Stored entries:
_____

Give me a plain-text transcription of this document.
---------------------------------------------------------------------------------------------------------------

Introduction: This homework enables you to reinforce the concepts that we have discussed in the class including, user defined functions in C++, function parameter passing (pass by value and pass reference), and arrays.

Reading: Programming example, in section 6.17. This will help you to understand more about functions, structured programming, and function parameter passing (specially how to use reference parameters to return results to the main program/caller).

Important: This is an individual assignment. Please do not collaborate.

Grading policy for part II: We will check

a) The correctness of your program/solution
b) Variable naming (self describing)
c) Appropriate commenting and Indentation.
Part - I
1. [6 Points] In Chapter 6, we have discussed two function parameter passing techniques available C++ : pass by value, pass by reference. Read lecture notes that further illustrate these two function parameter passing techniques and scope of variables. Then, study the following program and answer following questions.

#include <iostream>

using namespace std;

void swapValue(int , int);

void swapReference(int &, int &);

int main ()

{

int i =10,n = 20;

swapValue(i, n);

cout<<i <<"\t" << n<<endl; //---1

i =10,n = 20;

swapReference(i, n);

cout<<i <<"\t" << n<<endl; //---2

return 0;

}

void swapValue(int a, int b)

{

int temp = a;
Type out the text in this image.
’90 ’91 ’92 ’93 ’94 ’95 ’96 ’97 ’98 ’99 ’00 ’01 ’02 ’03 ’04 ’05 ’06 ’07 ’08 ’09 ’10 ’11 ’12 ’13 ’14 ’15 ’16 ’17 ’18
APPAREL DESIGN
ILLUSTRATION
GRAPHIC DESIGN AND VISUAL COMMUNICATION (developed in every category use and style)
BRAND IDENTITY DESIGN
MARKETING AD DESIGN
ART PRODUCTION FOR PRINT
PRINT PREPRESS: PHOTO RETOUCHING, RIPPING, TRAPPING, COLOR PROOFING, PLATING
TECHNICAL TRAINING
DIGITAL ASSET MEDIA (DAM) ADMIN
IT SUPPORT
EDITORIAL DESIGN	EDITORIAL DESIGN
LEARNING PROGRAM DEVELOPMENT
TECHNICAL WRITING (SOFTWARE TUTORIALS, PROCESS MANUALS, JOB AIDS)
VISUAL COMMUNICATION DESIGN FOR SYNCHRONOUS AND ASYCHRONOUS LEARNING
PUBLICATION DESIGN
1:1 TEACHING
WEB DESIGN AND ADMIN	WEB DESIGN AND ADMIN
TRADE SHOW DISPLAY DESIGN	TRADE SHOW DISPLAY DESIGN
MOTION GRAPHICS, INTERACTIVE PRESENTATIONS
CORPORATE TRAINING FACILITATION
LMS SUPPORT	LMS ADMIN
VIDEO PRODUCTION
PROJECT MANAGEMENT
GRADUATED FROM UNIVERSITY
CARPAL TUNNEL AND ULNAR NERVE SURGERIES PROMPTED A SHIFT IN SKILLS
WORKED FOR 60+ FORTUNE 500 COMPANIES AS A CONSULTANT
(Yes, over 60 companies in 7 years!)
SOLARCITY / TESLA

_____

- [Exercise prompt]: Say how many lines in the records above hold "TRAINING", and give no other text.

- [Worked solution]: 2